▶ OBJECTIVE
Give only the number of lines in the entries below that contain the string "设计意图", treating case as significant.

▶ DATA ROWS
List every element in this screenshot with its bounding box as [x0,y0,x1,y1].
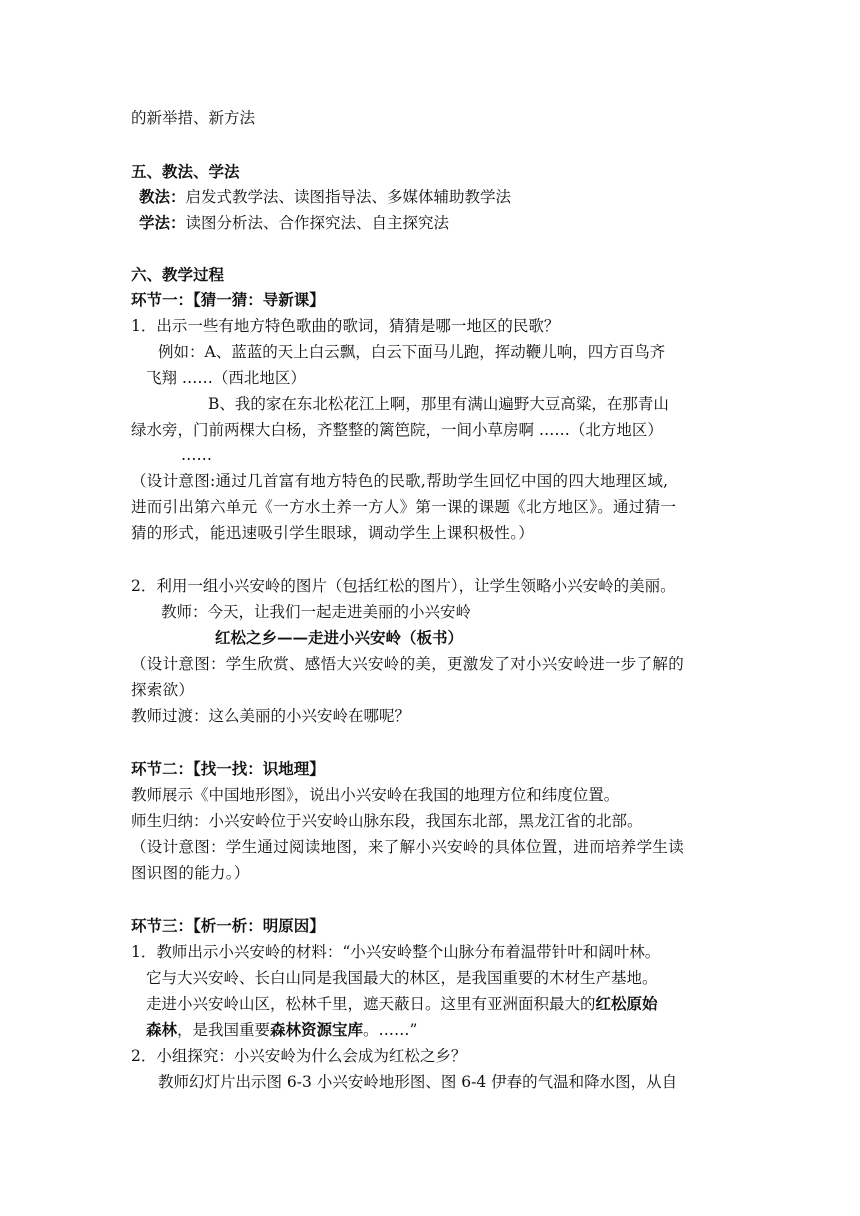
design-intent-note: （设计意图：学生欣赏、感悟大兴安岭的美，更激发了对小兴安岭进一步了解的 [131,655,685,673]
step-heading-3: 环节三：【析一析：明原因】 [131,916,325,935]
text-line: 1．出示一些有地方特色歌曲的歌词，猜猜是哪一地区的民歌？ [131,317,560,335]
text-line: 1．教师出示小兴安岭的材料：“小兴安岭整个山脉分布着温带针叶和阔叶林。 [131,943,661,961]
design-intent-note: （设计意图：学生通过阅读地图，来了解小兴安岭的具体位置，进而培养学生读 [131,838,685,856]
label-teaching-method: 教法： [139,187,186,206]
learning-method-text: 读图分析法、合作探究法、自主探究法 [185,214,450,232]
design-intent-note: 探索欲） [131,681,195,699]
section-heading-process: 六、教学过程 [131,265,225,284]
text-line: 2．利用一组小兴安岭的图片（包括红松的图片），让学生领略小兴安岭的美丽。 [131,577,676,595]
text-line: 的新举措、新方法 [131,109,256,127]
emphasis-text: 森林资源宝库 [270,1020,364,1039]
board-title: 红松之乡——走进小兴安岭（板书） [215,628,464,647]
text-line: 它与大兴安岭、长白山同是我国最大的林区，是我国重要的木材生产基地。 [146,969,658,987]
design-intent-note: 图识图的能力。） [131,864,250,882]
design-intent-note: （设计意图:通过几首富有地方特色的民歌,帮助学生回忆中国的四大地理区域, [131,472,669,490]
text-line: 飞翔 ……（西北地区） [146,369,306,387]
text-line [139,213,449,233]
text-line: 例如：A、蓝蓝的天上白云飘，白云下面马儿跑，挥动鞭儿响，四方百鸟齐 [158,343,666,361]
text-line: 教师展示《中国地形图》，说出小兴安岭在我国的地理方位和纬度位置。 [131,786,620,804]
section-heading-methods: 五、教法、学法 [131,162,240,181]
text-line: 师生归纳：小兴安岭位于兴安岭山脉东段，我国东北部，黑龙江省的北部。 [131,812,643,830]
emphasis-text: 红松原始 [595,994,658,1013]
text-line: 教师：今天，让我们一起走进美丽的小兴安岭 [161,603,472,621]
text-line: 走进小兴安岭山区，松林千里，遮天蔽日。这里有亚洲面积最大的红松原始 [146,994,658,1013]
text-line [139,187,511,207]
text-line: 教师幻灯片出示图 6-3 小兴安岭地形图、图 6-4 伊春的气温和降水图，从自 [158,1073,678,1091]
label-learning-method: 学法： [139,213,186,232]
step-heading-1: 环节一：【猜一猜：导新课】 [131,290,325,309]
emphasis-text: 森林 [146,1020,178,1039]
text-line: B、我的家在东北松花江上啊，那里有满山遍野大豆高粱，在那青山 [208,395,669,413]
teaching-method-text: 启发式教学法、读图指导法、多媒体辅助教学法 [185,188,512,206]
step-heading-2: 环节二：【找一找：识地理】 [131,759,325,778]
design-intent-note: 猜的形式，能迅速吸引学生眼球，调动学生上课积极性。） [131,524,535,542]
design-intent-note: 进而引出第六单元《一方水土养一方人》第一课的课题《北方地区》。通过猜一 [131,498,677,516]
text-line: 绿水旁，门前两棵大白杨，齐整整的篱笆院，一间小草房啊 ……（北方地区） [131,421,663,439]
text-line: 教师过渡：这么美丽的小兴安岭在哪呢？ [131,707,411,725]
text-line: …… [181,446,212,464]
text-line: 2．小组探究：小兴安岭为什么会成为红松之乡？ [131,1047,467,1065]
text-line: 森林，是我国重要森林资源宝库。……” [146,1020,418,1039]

==

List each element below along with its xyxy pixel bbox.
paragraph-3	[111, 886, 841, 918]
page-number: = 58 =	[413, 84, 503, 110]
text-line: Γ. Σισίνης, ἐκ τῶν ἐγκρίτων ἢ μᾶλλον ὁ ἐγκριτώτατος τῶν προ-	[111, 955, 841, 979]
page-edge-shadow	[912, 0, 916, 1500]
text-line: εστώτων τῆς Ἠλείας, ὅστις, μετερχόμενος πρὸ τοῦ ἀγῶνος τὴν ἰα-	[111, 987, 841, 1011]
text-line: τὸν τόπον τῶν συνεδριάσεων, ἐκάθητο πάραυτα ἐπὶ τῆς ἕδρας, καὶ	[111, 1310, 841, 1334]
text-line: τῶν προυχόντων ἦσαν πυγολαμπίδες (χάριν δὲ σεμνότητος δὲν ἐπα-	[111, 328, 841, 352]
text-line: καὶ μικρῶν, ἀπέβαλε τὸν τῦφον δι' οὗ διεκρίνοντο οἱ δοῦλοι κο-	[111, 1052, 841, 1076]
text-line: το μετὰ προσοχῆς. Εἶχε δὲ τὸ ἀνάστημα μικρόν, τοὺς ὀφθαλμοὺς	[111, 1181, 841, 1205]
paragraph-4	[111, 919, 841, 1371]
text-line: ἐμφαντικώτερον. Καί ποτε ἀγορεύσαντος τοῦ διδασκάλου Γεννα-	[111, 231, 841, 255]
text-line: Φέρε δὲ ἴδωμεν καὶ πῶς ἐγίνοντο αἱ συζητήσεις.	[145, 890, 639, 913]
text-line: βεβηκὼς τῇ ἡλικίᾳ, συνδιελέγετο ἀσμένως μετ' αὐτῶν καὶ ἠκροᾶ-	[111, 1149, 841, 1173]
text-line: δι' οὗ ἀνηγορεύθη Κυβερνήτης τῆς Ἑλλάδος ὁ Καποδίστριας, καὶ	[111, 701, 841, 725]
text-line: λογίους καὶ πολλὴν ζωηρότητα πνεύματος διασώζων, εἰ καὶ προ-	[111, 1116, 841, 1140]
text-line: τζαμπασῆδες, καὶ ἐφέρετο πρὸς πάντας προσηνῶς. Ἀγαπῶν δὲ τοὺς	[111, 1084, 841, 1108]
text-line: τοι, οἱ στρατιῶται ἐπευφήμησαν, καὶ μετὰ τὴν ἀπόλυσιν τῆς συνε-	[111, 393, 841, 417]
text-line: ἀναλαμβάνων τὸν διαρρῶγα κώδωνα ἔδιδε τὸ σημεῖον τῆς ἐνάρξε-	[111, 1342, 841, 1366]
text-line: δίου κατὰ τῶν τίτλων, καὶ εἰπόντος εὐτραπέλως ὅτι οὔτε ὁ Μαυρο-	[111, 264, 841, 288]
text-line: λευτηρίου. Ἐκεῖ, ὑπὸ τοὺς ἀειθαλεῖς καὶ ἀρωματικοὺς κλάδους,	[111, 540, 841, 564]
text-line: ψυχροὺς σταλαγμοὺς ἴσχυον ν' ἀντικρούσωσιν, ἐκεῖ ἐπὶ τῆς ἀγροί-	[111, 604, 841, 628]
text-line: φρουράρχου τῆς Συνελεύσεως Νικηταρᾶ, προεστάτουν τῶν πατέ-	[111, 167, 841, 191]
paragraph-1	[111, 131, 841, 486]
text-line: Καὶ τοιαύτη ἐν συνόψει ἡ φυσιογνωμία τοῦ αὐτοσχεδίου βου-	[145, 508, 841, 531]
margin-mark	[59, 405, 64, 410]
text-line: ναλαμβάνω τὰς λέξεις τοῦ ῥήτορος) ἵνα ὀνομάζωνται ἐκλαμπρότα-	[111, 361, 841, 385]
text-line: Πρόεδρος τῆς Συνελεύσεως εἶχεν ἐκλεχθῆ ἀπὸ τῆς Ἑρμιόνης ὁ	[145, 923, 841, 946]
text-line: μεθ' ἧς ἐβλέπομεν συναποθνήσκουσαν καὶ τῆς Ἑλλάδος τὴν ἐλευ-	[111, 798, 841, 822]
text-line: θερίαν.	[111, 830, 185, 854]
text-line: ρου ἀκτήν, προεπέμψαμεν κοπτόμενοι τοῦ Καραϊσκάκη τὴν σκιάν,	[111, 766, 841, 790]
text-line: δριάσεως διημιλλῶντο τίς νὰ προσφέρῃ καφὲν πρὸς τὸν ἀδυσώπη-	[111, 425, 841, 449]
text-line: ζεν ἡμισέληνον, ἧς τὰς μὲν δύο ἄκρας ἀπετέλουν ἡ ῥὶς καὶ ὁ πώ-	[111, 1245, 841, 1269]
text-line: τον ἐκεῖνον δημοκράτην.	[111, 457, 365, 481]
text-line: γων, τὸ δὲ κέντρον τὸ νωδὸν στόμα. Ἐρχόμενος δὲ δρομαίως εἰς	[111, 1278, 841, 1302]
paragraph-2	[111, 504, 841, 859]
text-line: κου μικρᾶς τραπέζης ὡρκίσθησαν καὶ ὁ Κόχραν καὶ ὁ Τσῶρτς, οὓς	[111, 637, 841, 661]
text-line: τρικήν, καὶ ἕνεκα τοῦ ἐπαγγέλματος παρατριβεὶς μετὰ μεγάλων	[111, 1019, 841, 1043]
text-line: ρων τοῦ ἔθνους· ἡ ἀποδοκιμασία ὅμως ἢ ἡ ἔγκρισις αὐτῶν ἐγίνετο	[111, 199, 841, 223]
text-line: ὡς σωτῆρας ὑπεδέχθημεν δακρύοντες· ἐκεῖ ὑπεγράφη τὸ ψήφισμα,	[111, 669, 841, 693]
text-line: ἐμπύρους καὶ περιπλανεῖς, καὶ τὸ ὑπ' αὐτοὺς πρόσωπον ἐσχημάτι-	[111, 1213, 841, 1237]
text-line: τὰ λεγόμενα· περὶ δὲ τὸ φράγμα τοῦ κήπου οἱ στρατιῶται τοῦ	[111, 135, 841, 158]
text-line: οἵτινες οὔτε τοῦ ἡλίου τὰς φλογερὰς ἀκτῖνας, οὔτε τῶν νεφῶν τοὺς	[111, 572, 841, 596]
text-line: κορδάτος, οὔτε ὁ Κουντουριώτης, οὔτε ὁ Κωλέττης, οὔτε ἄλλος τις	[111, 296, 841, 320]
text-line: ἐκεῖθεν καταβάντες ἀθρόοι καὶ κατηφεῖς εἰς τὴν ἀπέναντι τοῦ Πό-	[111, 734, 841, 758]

▶ COMPLETED EXERCISE
3